*** Extrait du texte ***

La sécheresse impacte l’exploitation, il faut 10 m3 d’eau par jour
A cela, il faut ajouter la sécheresse. Avec un cheptel d’une moyenne de 240 bêtes, leur donner à boire a été et est toujours un véritable casse-tête. « Heureusement, un arrêté de la mairie de Sanvignes nous permet (avec l’accord de la CUCM), de puiser l’eau du lac des Fouthiaux. « J’ai besoin de 10 m3 par jour », indique l’éleveur.
Sur les 146 hectares, 40 concernent la culture exclusivement réservés à la nourriture des bêtes (blé, orge, colza, maïs). Elles ont besoin de 150 tonnes de foin, 120 T de paille, 140 T d’ensilage, 100 T de maïs et 900 quintaux de céréales. « Aujourd’hui, avec le manque d’eau, nous puisons dans les réserves depuis début août et nous sommes obligés d’acheter des aliments ». Encore un manque à gagner.

*** Données affichées ***

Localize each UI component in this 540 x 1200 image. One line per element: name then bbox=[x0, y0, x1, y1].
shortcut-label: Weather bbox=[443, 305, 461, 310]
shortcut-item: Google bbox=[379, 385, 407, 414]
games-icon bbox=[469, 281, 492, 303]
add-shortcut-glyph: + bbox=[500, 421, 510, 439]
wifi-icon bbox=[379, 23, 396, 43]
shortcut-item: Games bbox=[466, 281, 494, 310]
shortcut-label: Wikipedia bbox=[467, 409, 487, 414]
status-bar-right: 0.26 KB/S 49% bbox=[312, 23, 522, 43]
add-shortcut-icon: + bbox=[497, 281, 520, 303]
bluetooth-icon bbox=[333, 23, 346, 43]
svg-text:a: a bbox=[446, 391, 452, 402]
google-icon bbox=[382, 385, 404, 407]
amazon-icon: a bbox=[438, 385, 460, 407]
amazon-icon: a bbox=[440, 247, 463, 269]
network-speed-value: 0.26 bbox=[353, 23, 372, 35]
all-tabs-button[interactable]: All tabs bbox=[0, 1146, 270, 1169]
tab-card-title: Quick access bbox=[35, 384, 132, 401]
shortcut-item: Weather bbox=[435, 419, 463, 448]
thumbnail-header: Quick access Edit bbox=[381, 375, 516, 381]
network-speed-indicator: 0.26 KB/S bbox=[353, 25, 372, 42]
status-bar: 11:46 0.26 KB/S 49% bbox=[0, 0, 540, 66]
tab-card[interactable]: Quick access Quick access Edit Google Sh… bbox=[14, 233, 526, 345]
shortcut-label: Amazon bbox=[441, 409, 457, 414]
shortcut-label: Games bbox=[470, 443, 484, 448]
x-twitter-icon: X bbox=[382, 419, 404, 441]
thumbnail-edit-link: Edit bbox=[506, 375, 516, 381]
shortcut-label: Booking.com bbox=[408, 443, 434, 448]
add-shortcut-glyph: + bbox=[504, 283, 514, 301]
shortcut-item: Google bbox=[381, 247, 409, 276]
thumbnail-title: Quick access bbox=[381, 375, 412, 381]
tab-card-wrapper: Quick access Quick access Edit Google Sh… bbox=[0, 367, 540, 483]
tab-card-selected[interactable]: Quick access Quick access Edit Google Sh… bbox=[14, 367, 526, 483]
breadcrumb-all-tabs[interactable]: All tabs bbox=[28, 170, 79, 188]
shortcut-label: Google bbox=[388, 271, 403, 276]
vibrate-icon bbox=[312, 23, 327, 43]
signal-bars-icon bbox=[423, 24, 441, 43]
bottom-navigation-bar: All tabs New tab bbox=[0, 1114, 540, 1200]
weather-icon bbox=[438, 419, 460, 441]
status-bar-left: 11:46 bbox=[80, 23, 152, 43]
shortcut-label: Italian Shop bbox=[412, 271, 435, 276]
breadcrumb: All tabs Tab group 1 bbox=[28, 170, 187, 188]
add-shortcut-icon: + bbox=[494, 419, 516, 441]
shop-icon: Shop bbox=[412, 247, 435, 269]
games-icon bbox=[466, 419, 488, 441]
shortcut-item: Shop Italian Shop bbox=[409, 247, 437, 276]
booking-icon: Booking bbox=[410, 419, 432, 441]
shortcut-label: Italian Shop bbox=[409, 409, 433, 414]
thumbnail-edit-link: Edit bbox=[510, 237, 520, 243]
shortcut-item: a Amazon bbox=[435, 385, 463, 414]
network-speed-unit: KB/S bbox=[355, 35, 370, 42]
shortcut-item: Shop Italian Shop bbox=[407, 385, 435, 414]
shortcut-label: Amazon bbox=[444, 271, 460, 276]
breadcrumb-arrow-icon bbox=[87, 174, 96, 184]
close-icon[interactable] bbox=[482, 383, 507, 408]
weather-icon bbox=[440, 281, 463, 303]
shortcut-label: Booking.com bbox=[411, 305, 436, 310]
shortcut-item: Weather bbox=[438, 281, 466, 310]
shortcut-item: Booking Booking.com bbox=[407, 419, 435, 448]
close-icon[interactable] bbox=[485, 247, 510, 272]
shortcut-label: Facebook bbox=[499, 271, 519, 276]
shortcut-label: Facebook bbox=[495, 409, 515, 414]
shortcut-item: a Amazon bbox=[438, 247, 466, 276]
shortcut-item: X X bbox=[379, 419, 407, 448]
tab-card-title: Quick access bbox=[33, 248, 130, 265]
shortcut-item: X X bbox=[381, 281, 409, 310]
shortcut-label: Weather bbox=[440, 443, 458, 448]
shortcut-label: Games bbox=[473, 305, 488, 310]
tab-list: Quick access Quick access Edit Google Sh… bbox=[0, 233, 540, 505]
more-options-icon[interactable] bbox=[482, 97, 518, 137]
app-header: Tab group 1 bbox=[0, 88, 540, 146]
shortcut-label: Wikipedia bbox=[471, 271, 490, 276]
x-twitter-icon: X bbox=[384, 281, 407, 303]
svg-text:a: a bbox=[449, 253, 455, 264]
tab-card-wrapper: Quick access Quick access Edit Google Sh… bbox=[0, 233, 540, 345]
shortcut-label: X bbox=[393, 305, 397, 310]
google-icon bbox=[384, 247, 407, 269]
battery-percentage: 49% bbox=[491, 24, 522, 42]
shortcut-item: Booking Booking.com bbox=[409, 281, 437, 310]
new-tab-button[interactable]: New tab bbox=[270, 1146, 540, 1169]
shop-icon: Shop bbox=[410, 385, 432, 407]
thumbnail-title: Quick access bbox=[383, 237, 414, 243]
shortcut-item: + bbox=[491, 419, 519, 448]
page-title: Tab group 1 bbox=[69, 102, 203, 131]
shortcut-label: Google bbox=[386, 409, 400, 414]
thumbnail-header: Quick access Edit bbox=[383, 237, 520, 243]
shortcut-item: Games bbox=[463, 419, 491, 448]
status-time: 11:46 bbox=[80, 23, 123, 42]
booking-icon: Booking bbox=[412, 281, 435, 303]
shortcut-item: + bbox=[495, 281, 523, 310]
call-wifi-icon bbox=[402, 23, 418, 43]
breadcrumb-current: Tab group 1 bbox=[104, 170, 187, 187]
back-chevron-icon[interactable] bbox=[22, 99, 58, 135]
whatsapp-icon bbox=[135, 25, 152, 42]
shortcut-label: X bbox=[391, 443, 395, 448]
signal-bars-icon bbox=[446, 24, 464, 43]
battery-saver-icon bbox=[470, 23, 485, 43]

***
*** Données affichées ***

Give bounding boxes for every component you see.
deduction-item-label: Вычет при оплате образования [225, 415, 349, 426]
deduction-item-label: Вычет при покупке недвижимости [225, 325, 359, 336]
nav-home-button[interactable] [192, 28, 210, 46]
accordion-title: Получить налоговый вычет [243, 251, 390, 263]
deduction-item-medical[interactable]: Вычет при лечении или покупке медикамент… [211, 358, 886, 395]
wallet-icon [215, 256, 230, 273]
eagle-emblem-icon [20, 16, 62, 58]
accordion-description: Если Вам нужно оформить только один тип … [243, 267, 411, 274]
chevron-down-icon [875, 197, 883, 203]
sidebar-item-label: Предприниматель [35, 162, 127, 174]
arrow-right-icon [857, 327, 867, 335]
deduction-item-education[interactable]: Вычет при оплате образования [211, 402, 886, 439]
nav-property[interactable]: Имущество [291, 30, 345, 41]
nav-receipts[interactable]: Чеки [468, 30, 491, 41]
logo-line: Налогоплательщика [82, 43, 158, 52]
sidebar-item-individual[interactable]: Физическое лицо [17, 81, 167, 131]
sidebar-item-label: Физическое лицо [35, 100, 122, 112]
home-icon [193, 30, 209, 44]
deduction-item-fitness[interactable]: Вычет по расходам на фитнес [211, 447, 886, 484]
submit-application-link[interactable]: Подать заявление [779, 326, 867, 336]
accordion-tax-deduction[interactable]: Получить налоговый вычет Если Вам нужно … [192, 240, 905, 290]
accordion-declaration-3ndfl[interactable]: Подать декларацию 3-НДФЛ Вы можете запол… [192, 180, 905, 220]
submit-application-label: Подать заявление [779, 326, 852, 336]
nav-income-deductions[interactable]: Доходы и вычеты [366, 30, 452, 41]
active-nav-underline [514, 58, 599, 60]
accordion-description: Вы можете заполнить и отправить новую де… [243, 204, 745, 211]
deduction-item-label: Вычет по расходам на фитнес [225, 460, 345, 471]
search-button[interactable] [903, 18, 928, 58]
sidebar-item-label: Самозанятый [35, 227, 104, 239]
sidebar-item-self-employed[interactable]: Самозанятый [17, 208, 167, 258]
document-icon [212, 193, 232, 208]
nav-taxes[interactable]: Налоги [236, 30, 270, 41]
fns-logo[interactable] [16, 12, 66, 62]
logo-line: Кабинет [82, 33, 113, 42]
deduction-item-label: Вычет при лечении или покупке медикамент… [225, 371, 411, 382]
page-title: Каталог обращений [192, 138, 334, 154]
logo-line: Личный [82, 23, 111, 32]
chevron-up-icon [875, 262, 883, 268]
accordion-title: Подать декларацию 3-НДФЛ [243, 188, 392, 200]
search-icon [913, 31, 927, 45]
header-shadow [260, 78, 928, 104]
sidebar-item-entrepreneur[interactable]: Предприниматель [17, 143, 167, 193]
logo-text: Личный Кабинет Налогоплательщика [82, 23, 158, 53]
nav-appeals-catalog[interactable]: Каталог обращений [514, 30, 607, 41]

***
*** Données affichées ***

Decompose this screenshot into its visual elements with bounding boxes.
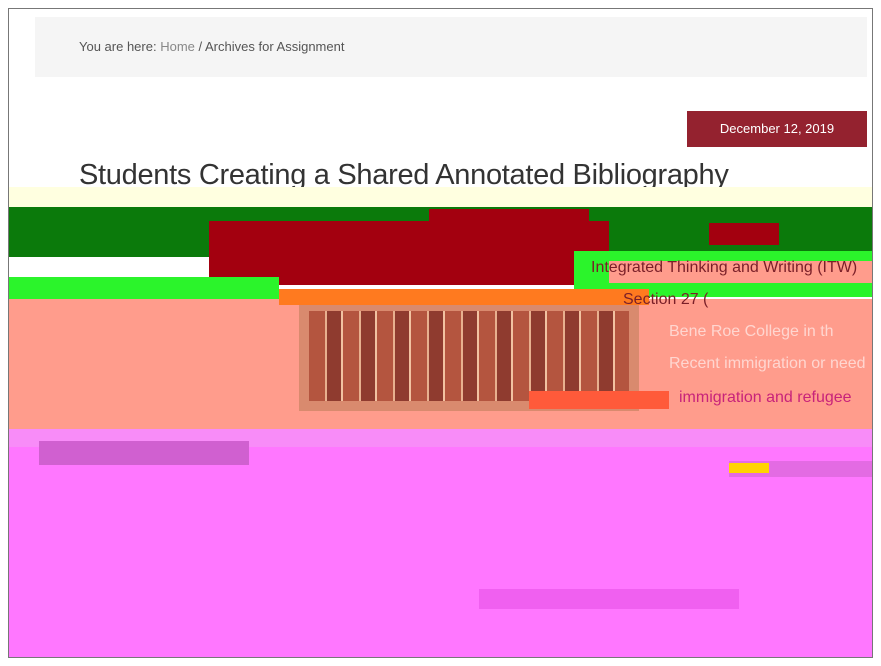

***

■ **Travail demandé**
Poursuivez, s'il vous plaît, le texte sur la sécheresse dans l'exploitation d'élevage, juste après sa dernière phrase.

■ **Exercice corrigé**
Rue des Chevriers, la ferme Pichard s’adapte et même devance l’agriculture de demain. Une vielle étable a été remplacée par une neuve l’an dernier : un coût de 165 000 € pour 48 vaches, financé pour 40% par l’Etat, la Région et l’Europe et 60% par l’emprunt sur 15 ans.
Emmanuel Pichard n’a rien voulu cacher. Il montre, raconte, dévoile sa vie de paysan. Sur d’autres, il a pris un temps d’avance. Assume totalement son salaire et celui de madame, c’est son credo. Pourtant, il met en garde, « avec les prix de la viande, on est au bout du rouleau ».
La question est simple : veut-on encore une agriculture en France ?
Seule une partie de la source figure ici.